(Records)
>>
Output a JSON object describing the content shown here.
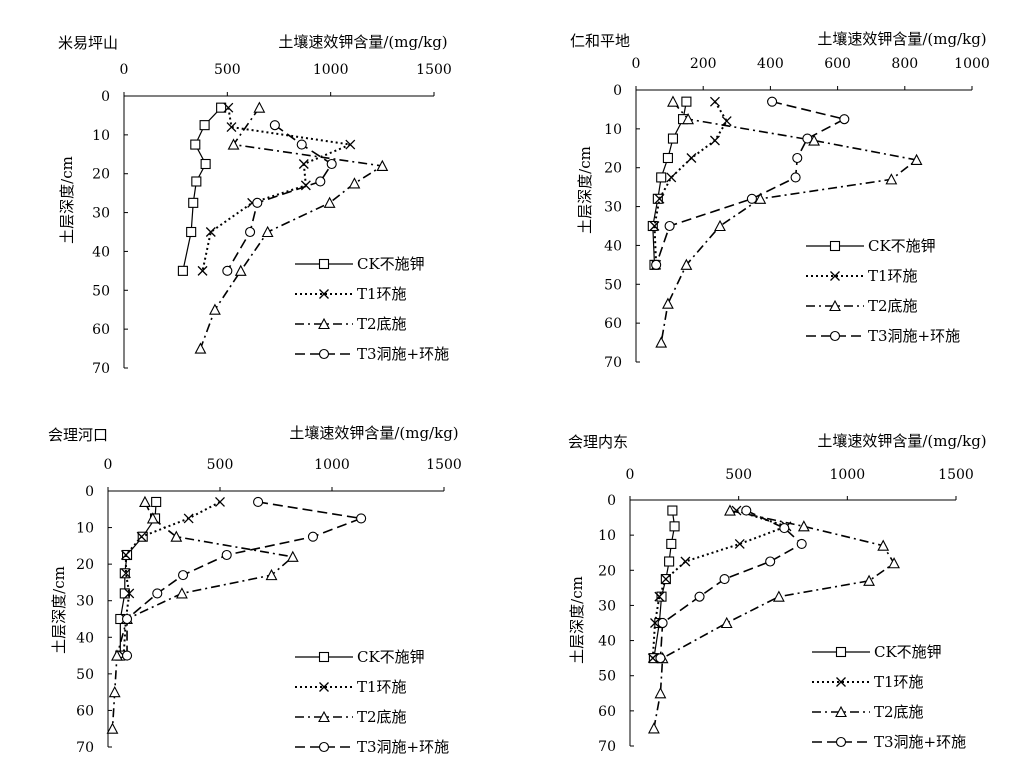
{
  "chart_data": [
    {
      "type": "line",
      "title": "米易坪山",
      "xlabel": "土壤速效钾含量/(mg/kg)",
      "ylabel": "土层深度/cm",
      "xlim": [
        0,
        1500
      ],
      "ylim": [
        0,
        70
      ],
      "xticks": [
        "0",
        "500",
        "1000",
        "1500"
      ],
      "yticks": [
        "0",
        "10",
        "20",
        "30",
        "40",
        "50",
        "60",
        "70"
      ],
      "legend": "bottom-right",
      "series": [
        {
          "name": "CK不施钾",
          "points": [
            [
              470,
              3
            ],
            [
              390,
              7.5
            ],
            [
              345,
              12.5
            ],
            [
              395,
              17.5
            ],
            [
              350,
              22
            ],
            [
              335,
              27.5
            ],
            [
              325,
              35
            ],
            [
              285,
              45
            ]
          ]
        },
        {
          "name": "T1环施",
          "points": [
            [
              505,
              3
            ],
            [
              520,
              8
            ],
            [
              1095,
              12.5
            ],
            [
              870,
              17.5
            ],
            [
              880,
              23
            ],
            [
              620,
              27.5
            ],
            [
              420,
              35
            ],
            [
              380,
              45
            ]
          ]
        },
        {
          "name": "T2底施",
          "points": [
            [
              655,
              3
            ],
            [
              530,
              12.5
            ],
            [
              1250,
              18
            ],
            [
              1115,
              22.5
            ],
            [
              995,
              27.5
            ],
            [
              695,
              35
            ],
            [
              565,
              45
            ],
            [
              440,
              55
            ],
            [
              370,
              65
            ]
          ]
        },
        {
          "name": "T3洞施+环施",
          "points": [
            [
              730,
              7.5
            ],
            [
              860,
              12.5
            ],
            [
              1005,
              17.5
            ],
            [
              950,
              22
            ],
            [
              645,
              27.5
            ],
            [
              610,
              35
            ],
            [
              500,
              45
            ]
          ]
        }
      ]
    },
    {
      "type": "line",
      "title": "仁和平地",
      "xlabel": "土壤速效钾含量/(mg/kg)",
      "ylabel": "土层深度/cm",
      "xlim": [
        0,
        1000
      ],
      "ylim": [
        0,
        70
      ],
      "xticks": [
        "0",
        "200",
        "400",
        "600",
        "800",
        "1000"
      ],
      "yticks": [
        "0",
        "10",
        "20",
        "30",
        "40",
        "50",
        "60",
        "70"
      ],
      "legend": "bottom-right",
      "series": [
        {
          "name": "CK不施钾",
          "points": [
            [
              150,
              3
            ],
            [
              140,
              7.5
            ],
            [
              110,
              12.5
            ],
            [
              95,
              17.5
            ],
            [
              75,
              22.5
            ],
            [
              65,
              28
            ],
            [
              50,
              35
            ],
            [
              55,
              45
            ]
          ]
        },
        {
          "name": "T1环施",
          "points": [
            [
              235,
              3
            ],
            [
              270,
              8
            ],
            [
              235,
              13
            ],
            [
              165,
              17.5
            ],
            [
              105,
              22.5
            ],
            [
              70,
              28
            ],
            [
              55,
              35
            ],
            [
              60,
              45
            ]
          ]
        },
        {
          "name": "T2底施",
          "points": [
            [
              110,
              3
            ],
            [
              155,
              7.5
            ],
            [
              530,
              13
            ],
            [
              835,
              18
            ],
            [
              760,
              23
            ],
            [
              370,
              28
            ],
            [
              250,
              35
            ],
            [
              150,
              45
            ],
            [
              95,
              55
            ],
            [
              75,
              65
            ]
          ]
        },
        {
          "name": "T3洞施+环施",
          "points": [
            [
              405,
              3
            ],
            [
              620,
              7.5
            ],
            [
              510,
              12.5
            ],
            [
              480,
              17.5
            ],
            [
              475,
              22.5
            ],
            [
              345,
              28
            ],
            [
              100,
              35
            ],
            [
              60,
              45
            ]
          ]
        }
      ]
    },
    {
      "type": "line",
      "title": "会理河口",
      "xlabel": "土壤速效钾含量/(mg/kg)",
      "ylabel": "土层深度/cm",
      "xlim": [
        0,
        1500
      ],
      "ylim": [
        0,
        70
      ],
      "xticks": [
        "0",
        "500",
        "1000",
        "1500"
      ],
      "yticks": [
        "0",
        "10",
        "20",
        "30",
        "40",
        "50",
        "60",
        "70"
      ],
      "legend": "bottom-right",
      "series": [
        {
          "name": "CK不施钾",
          "points": [
            [
              215,
              3
            ],
            [
              210,
              7.5
            ],
            [
              155,
              12.5
            ],
            [
              85,
              17.5
            ],
            [
              75,
              22.5
            ],
            [
              75,
              28
            ],
            [
              55,
              35
            ],
            [
              55,
              45
            ]
          ]
        },
        {
          "name": "T1环施",
          "points": [
            [
              500,
              3
            ],
            [
              360,
              7.5
            ],
            [
              150,
              12.5
            ],
            [
              80,
              17.5
            ],
            [
              80,
              22.5
            ],
            [
              95,
              28
            ],
            [
              80,
              35
            ],
            [
              70,
              45
            ]
          ]
        },
        {
          "name": "T2底施",
          "points": [
            [
              165,
              3
            ],
            [
              200,
              7.5
            ],
            [
              305,
              12.5
            ],
            [
              825,
              18
            ],
            [
              730,
              23
            ],
            [
              330,
              28
            ],
            [
              85,
              35
            ],
            [
              40,
              45
            ],
            [
              30,
              55
            ],
            [
              20,
              65
            ]
          ]
        },
        {
          "name": "T3洞施+环施",
          "points": [
            [
              670,
              3
            ],
            [
              1130,
              7.5
            ],
            [
              915,
              12.5
            ],
            [
              530,
              17.5
            ],
            [
              335,
              23
            ],
            [
              220,
              28
            ],
            [
              85,
              35
            ],
            [
              85,
              45
            ]
          ]
        }
      ]
    },
    {
      "type": "line",
      "title": "会理内东",
      "xlabel": "土壤速效钾含量/(mg/kg)",
      "ylabel": "土层深度/cm",
      "xlim": [
        0,
        1500
      ],
      "ylim": [
        0,
        70
      ],
      "xticks": [
        "0",
        "500",
        "1000",
        "1500"
      ],
      "yticks": [
        "0",
        "10",
        "20",
        "30",
        "40",
        "50",
        "60",
        "70"
      ],
      "legend": "bottom-right",
      "series": [
        {
          "name": "CK不施钾",
          "points": [
            [
              195,
              3
            ],
            [
              205,
              7.5
            ],
            [
              190,
              12.5
            ],
            [
              180,
              17.5
            ],
            [
              165,
              22.5
            ],
            [
              145,
              27.5
            ],
            [
              135,
              35
            ],
            [
              110,
              45
            ]
          ]
        },
        {
          "name": "T1环施",
          "points": [
            [
              490,
              3
            ],
            [
              720,
              7.5
            ],
            [
              505,
              12.5
            ],
            [
              255,
              17.5
            ],
            [
              165,
              22.5
            ],
            [
              135,
              27.5
            ],
            [
              115,
              35
            ],
            [
              105,
              45
            ]
          ]
        },
        {
          "name": "T2底施",
          "points": [
            [
              460,
              3
            ],
            [
              800,
              7.5
            ],
            [
              1165,
              13
            ],
            [
              1215,
              18
            ],
            [
              1100,
              23
            ],
            [
              685,
              27.5
            ],
            [
              445,
              35
            ],
            [
              150,
              45
            ],
            [
              140,
              55
            ],
            [
              110,
              65
            ]
          ]
        },
        {
          "name": "T3洞施+环施",
          "points": [
            [
              535,
              3
            ],
            [
              710,
              8
            ],
            [
              790,
              12.5
            ],
            [
              645,
              17.5
            ],
            [
              435,
              22.5
            ],
            [
              320,
              27.5
            ],
            [
              150,
              35
            ],
            [
              140,
              45
            ]
          ]
        }
      ]
    }
  ]
}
<<
### Written task
Repeat all of the data above word for word, minus the pictures.

### Solution to this task
Output a JSON object describing the content shown here.
{
  "chart_data": [
    {
      "type": "line",
      "title": "米易坪山",
      "xlabel": "土壤速效钾含量/(mg/kg)",
      "ylabel": "土层深度/cm",
      "xlim": [
        0,
        1500
      ],
      "ylim": [
        0,
        70
      ],
      "xticks": [
        "0",
        "500",
        "1000",
        "1500"
      ],
      "yticks": [
        "0",
        "10",
        "20",
        "30",
        "40",
        "50",
        "60",
        "70"
      ],
      "legend": "bottom-right",
      "series": [
        {
          "name": "CK不施钾",
          "points": [
            [
              470,
              3
            ],
            [
              390,
              7.5
            ],
            [
              345,
              12.5
            ],
            [
              395,
              17.5
            ],
            [
              350,
              22
            ],
            [
              335,
              27.5
            ],
            [
              325,
              35
            ],
            [
              285,
              45
            ]
          ]
        },
        {
          "name": "T1环施",
          "points": [
            [
              505,
              3
            ],
            [
              520,
              8
            ],
            [
              1095,
              12.5
            ],
            [
              870,
              17.5
            ],
            [
              880,
              23
            ],
            [
              620,
              27.5
            ],
            [
              420,
              35
            ],
            [
              380,
              45
            ]
          ]
        },
        {
          "name": "T2底施",
          "points": [
            [
              655,
              3
            ],
            [
              530,
              12.5
            ],
            [
              1250,
              18
            ],
            [
              1115,
              22.5
            ],
            [
              995,
              27.5
            ],
            [
              695,
              35
            ],
            [
              565,
              45
            ],
            [
              440,
              55
            ],
            [
              370,
              65
            ]
          ]
        },
        {
          "name": "T3洞施+环施",
          "points": [
            [
              730,
              7.5
            ],
            [
              860,
              12.5
            ],
            [
              1005,
              17.5
            ],
            [
              950,
              22
            ],
            [
              645,
              27.5
            ],
            [
              610,
              35
            ],
            [
              500,
              45
            ]
          ]
        }
      ]
    },
    {
      "type": "line",
      "title": "仁和平地",
      "xlabel": "土壤速效钾含量/(mg/kg)",
      "ylabel": "土层深度/cm",
      "xlim": [
        0,
        1000
      ],
      "ylim": [
        0,
        70
      ],
      "xticks": [
        "0",
        "200",
        "400",
        "600",
        "800",
        "1000"
      ],
      "yticks": [
        "0",
        "10",
        "20",
        "30",
        "40",
        "50",
        "60",
        "70"
      ],
      "legend": "bottom-right",
      "series": [
        {
          "name": "CK不施钾",
          "points": [
            [
              150,
              3
            ],
            [
              140,
              7.5
            ],
            [
              110,
              12.5
            ],
            [
              95,
              17.5
            ],
            [
              75,
              22.5
            ],
            [
              65,
              28
            ],
            [
              50,
              35
            ],
            [
              55,
              45
            ]
          ]
        },
        {
          "name": "T1环施",
          "points": [
            [
              235,
              3
            ],
            [
              270,
              8
            ],
            [
              235,
              13
            ],
            [
              165,
              17.5
            ],
            [
              105,
              22.5
            ],
            [
              70,
              28
            ],
            [
              55,
              35
            ],
            [
              60,
              45
            ]
          ]
        },
        {
          "name": "T2底施",
          "points": [
            [
              110,
              3
            ],
            [
              155,
              7.5
            ],
            [
              530,
              13
            ],
            [
              835,
              18
            ],
            [
              760,
              23
            ],
            [
              370,
              28
            ],
            [
              250,
              35
            ],
            [
              150,
              45
            ],
            [
              95,
              55
            ],
            [
              75,
              65
            ]
          ]
        },
        {
          "name": "T3洞施+环施",
          "points": [
            [
              405,
              3
            ],
            [
              620,
              7.5
            ],
            [
              510,
              12.5
            ],
            [
              480,
              17.5
            ],
            [
              475,
              22.5
            ],
            [
              345,
              28
            ],
            [
              100,
              35
            ],
            [
              60,
              45
            ]
          ]
        }
      ]
    },
    {
      "type": "line",
      "title": "会理河口",
      "xlabel": "土壤速效钾含量/(mg/kg)",
      "ylabel": "土层深度/cm",
      "xlim": [
        0,
        1500
      ],
      "ylim": [
        0,
        70
      ],
      "xticks": [
        "0",
        "500",
        "1000",
        "1500"
      ],
      "yticks": [
        "0",
        "10",
        "20",
        "30",
        "40",
        "50",
        "60",
        "70"
      ],
      "legend": "bottom-right",
      "series": [
        {
          "name": "CK不施钾",
          "points": [
            [
              215,
              3
            ],
            [
              210,
              7.5
            ],
            [
              155,
              12.5
            ],
            [
              85,
              17.5
            ],
            [
              75,
              22.5
            ],
            [
              75,
              28
            ],
            [
              55,
              35
            ],
            [
              55,
              45
            ]
          ]
        },
        {
          "name": "T1环施",
          "points": [
            [
              500,
              3
            ],
            [
              360,
              7.5
            ],
            [
              150,
              12.5
            ],
            [
              80,
              17.5
            ],
            [
              80,
              22.5
            ],
            [
              95,
              28
            ],
            [
              80,
              35
            ],
            [
              70,
              45
            ]
          ]
        },
        {
          "name": "T2底施",
          "points": [
            [
              165,
              3
            ],
            [
              200,
              7.5
            ],
            [
              305,
              12.5
            ],
            [
              825,
              18
            ],
            [
              730,
              23
            ],
            [
              330,
              28
            ],
            [
              85,
              35
            ],
            [
              40,
              45
            ],
            [
              30,
              55
            ],
            [
              20,
              65
            ]
          ]
        },
        {
          "name": "T3洞施+环施",
          "points": [
            [
              670,
              3
            ],
            [
              1130,
              7.5
            ],
            [
              915,
              12.5
            ],
            [
              530,
              17.5
            ],
            [
              335,
              23
            ],
            [
              220,
              28
            ],
            [
              85,
              35
            ],
            [
              85,
              45
            ]
          ]
        }
      ]
    },
    {
      "type": "line",
      "title": "会理内东",
      "xlabel": "土壤速效钾含量/(mg/kg)",
      "ylabel": "土层深度/cm",
      "xlim": [
        0,
        1500
      ],
      "ylim": [
        0,
        70
      ],
      "xticks": [
        "0",
        "500",
        "1000",
        "1500"
      ],
      "yticks": [
        "0",
        "10",
        "20",
        "30",
        "40",
        "50",
        "60",
        "70"
      ],
      "legend": "bottom-right",
      "series": [
        {
          "name": "CK不施钾",
          "points": [
            [
              195,
              3
            ],
            [
              205,
              7.5
            ],
            [
              190,
              12.5
            ],
            [
              180,
              17.5
            ],
            [
              165,
              22.5
            ],
            [
              145,
              27.5
            ],
            [
              135,
              35
            ],
            [
              110,
              45
            ]
          ]
        },
        {
          "name": "T1环施",
          "points": [
            [
              490,
              3
            ],
            [
              720,
              7.5
            ],
            [
              505,
              12.5
            ],
            [
              255,
              17.5
            ],
            [
              165,
              22.5
            ],
            [
              135,
              27.5
            ],
            [
              115,
              35
            ],
            [
              105,
              45
            ]
          ]
        },
        {
          "name": "T2底施",
          "points": [
            [
              460,
              3
            ],
            [
              800,
              7.5
            ],
            [
              1165,
              13
            ],
            [
              1215,
              18
            ],
            [
              1100,
              23
            ],
            [
              685,
              27.5
            ],
            [
              445,
              35
            ],
            [
              150,
              45
            ],
            [
              140,
              55
            ],
            [
              110,
              65
            ]
          ]
        },
        {
          "name": "T3洞施+环施",
          "points": [
            [
              535,
              3
            ],
            [
              710,
              8
            ],
            [
              790,
              12.5
            ],
            [
              645,
              17.5
            ],
            [
              435,
              22.5
            ],
            [
              320,
              27.5
            ],
            [
              150,
              35
            ],
            [
              140,
              45
            ]
          ]
        }
      ]
    }
  ]
}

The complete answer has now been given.